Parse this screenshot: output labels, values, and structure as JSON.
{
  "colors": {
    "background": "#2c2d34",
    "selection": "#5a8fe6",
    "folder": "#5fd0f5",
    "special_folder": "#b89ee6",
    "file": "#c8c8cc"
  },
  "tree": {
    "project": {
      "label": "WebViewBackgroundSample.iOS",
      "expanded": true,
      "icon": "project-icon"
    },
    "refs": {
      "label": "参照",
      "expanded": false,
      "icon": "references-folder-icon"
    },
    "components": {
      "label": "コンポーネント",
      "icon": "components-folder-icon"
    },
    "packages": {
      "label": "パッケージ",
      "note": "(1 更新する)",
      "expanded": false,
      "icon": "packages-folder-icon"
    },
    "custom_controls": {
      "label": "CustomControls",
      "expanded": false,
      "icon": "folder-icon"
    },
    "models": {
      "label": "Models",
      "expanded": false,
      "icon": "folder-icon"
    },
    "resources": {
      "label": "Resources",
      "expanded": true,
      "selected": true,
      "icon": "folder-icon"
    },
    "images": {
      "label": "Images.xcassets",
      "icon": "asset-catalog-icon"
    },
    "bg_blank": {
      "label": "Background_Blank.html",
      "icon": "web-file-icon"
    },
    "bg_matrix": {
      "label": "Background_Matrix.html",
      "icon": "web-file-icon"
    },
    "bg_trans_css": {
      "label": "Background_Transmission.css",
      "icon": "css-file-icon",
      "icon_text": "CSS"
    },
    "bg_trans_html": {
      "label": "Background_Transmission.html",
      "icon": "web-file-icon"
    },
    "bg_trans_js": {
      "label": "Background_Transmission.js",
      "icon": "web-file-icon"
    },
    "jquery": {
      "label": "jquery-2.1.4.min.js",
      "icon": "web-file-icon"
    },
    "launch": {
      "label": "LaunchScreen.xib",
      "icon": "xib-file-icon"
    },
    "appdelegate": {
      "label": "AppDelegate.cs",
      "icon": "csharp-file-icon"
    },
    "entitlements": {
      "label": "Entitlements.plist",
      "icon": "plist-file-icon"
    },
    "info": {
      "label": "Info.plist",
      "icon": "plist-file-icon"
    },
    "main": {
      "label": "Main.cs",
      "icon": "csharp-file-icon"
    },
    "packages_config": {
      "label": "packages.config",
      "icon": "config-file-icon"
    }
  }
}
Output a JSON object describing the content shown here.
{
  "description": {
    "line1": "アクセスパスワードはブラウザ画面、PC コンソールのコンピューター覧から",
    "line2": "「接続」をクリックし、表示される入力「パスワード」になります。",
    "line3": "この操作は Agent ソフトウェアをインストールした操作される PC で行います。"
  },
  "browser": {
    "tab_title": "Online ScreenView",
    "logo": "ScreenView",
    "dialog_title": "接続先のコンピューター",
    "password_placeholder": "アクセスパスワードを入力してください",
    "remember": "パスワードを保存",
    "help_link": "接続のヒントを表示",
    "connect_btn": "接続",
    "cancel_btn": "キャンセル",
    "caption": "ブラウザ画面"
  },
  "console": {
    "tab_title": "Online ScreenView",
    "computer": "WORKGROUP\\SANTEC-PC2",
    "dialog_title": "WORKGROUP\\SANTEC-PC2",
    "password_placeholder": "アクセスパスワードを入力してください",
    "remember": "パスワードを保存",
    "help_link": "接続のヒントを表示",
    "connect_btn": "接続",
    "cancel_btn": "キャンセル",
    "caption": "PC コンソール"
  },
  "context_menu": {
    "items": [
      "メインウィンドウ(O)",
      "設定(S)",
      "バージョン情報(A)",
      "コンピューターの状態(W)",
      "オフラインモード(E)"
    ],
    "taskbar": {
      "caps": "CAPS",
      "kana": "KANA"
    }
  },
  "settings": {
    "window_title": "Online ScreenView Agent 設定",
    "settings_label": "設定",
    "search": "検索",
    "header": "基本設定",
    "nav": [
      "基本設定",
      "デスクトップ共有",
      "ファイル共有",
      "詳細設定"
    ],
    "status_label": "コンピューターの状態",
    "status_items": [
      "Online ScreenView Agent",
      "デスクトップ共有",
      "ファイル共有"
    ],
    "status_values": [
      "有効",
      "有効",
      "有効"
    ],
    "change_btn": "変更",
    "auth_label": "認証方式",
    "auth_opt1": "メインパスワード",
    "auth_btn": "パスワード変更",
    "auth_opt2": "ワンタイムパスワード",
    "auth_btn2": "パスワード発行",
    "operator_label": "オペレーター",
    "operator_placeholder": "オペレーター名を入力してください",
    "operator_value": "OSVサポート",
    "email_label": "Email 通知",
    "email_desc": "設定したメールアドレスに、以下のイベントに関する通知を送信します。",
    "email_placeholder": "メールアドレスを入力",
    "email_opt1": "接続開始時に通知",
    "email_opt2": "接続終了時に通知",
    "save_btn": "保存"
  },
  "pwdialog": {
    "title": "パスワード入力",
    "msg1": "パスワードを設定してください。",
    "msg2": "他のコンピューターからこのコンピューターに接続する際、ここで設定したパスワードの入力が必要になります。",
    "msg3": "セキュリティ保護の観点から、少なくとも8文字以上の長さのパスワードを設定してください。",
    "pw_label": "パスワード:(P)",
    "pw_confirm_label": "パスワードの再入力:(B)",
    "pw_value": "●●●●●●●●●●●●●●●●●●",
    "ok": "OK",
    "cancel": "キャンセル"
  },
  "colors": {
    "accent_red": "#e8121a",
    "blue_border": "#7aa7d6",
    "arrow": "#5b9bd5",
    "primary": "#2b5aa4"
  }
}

SHORT PROBLEM. Your answer should be a single number: the count of lines holding the word "components".

ANSWER TO THIS EXERCISE. 2